— Task —
Take the line that contains "Read all visible content and emit it as JSON." as the first and the last line of the material as the final one; set down exactly the lines in that span.

— Records shown —

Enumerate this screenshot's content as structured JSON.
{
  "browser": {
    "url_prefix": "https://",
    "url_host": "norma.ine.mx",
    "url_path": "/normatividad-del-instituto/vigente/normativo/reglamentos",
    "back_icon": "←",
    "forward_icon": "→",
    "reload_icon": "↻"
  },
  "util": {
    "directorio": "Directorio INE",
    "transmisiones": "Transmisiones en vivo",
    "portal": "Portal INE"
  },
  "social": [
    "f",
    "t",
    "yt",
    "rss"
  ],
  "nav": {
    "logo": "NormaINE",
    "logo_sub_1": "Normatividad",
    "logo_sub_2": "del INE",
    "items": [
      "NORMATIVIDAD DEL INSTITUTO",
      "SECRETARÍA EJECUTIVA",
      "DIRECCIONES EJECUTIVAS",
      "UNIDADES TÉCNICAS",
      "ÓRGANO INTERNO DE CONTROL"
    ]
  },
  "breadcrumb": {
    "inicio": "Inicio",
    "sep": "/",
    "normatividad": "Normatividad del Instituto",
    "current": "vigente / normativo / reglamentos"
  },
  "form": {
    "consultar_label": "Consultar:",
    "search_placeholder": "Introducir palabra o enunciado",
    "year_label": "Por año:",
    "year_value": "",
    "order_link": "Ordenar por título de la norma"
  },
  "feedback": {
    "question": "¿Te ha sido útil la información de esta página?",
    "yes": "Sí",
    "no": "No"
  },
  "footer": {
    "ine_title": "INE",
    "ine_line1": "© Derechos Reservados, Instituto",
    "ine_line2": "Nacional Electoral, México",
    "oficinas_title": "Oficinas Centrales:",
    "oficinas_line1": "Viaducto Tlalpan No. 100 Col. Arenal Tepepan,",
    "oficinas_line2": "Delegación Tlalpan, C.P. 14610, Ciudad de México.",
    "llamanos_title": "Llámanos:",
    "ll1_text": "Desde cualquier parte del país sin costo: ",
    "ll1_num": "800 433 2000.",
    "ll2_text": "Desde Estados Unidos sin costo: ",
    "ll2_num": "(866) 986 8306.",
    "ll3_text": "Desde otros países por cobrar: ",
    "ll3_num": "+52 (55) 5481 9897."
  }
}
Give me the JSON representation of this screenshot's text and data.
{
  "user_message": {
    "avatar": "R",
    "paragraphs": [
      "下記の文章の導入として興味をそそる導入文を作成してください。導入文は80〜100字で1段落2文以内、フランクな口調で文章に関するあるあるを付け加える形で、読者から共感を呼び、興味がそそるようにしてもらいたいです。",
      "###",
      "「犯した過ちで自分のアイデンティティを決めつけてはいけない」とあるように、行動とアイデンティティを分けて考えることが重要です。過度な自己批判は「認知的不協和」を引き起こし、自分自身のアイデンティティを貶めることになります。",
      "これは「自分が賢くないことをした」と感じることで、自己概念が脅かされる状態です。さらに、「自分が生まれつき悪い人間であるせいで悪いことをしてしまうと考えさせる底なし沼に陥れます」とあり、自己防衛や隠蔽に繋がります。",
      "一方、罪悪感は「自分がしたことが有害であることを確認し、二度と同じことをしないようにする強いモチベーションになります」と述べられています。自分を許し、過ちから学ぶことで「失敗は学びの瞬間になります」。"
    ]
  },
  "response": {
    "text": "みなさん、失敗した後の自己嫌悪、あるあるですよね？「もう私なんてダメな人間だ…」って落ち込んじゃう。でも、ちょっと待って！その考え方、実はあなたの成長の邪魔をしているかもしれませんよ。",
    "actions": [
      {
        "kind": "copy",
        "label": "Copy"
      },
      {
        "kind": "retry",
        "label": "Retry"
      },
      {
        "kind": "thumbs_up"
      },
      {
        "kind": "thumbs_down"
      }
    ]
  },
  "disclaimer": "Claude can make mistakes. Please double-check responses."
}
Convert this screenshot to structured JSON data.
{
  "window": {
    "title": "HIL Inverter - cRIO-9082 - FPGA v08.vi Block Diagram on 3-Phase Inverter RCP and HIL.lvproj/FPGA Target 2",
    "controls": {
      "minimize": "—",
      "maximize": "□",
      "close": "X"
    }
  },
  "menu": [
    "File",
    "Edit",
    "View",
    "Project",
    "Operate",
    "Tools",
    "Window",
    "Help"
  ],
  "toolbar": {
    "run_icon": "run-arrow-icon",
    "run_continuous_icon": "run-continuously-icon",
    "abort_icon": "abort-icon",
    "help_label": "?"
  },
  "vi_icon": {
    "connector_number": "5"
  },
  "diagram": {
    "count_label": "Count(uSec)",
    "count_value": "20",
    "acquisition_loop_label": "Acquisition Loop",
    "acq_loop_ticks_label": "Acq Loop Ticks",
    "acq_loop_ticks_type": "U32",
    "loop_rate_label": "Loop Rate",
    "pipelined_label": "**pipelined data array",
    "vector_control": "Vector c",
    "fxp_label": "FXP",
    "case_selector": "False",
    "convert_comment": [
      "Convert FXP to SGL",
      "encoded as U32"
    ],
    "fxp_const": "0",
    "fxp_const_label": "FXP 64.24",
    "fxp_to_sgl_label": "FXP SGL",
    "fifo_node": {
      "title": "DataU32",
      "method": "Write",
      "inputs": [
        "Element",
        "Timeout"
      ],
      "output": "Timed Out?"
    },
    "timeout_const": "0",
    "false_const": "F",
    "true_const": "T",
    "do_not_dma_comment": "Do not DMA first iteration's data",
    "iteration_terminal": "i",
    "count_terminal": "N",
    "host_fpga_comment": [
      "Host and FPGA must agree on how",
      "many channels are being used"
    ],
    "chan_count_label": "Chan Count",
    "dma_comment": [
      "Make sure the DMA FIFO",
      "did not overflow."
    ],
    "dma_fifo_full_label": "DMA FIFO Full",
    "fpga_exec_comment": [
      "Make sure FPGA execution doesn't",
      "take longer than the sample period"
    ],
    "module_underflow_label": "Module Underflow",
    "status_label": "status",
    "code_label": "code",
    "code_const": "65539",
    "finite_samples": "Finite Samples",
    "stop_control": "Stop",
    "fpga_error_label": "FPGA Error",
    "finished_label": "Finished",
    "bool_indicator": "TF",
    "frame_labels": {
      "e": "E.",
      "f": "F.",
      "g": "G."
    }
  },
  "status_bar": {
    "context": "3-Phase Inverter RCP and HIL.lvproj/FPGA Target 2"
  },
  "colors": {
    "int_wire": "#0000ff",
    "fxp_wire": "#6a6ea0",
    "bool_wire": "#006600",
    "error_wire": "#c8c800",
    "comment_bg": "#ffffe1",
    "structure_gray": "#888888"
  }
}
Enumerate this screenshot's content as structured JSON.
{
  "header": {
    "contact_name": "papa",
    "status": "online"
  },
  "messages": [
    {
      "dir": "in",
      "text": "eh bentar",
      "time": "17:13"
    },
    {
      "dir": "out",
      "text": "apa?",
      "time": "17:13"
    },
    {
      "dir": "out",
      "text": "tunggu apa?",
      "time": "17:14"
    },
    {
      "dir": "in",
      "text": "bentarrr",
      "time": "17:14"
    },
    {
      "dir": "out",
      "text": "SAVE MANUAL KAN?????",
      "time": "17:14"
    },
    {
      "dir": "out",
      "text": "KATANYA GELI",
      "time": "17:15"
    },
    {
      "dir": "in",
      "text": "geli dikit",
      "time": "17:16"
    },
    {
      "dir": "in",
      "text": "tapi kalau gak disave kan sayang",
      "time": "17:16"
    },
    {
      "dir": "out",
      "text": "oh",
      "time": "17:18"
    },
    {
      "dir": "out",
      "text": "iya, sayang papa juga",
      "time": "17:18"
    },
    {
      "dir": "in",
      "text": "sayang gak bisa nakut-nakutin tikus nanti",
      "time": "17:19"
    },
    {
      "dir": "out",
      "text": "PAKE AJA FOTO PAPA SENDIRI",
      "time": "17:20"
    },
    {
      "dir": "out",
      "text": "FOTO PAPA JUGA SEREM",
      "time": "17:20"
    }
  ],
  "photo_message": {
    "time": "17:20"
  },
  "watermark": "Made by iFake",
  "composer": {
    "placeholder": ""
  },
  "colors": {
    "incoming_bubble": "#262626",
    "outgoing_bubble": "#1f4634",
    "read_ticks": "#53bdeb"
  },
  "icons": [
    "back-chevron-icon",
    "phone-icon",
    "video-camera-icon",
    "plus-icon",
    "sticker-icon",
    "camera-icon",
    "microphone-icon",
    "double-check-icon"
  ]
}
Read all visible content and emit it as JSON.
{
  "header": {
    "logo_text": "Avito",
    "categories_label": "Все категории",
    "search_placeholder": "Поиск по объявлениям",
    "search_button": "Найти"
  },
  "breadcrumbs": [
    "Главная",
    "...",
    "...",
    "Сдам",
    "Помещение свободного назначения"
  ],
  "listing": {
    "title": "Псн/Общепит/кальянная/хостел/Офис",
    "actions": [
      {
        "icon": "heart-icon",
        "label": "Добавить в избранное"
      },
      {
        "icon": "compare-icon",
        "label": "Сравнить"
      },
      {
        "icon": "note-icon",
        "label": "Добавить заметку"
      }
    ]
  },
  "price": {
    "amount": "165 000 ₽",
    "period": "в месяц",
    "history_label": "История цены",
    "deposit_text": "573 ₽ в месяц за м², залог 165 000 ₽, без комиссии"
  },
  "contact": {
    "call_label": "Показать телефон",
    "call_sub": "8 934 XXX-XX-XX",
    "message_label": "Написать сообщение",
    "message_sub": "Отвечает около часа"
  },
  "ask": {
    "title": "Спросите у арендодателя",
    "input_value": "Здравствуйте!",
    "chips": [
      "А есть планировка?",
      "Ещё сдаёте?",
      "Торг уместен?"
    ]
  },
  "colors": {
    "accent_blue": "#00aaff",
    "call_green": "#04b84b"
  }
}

— Solution for this task —
Read all visible content and emit it as JSON.
{
  "header": {
    "logo_text": "Avito",
    "categories_label": "Все категории",
    "search_placeholder": "Поиск по объявлениям",
    "search_button": "Найти"
  },
  "breadcrumbs": [
    "Главная",
    "...",
    "...",
    "Сдам",
    "Помещение свободного назначения"
  ],
  "listing": {
    "title": "Псн/Общепит/кальянная/хостел/Офис",
    "actions": [
      {
        "icon": "heart-icon",
        "label": "Добавить в избранное"
      },
      {
        "icon": "compare-icon",
        "label": "Сравнить"
      },
      {
        "icon": "note-icon",
        "label": "Добавить заметку"
      }
    ]
  },
  "price": {
    "amount": "165 000 ₽",
    "period": "в месяц",
    "history_label": "История цены",
    "deposit_text": "573 ₽ в месяц за м², залог 165 000 ₽, без комиссии"
  },
  "contact": {
    "call_label": "Показать телефон",
    "call_sub": "8 934 XXX-XX-XX",
    "message_label": "Написать сообщение",
    "message_sub": "Отвечает около часа"
  },
  "ask": {
    "title": "Спросите у арендодателя",
    "input_value": "Здравствуйте!",
    "chips": [
      "А есть планировка?",
      "Ещё сдаёте?",
      "Торг уместен?"
    ]
  },
  "colors": {
    "accent_blue": "#00aaff",
    "call_green": "#04b84b"
  }
}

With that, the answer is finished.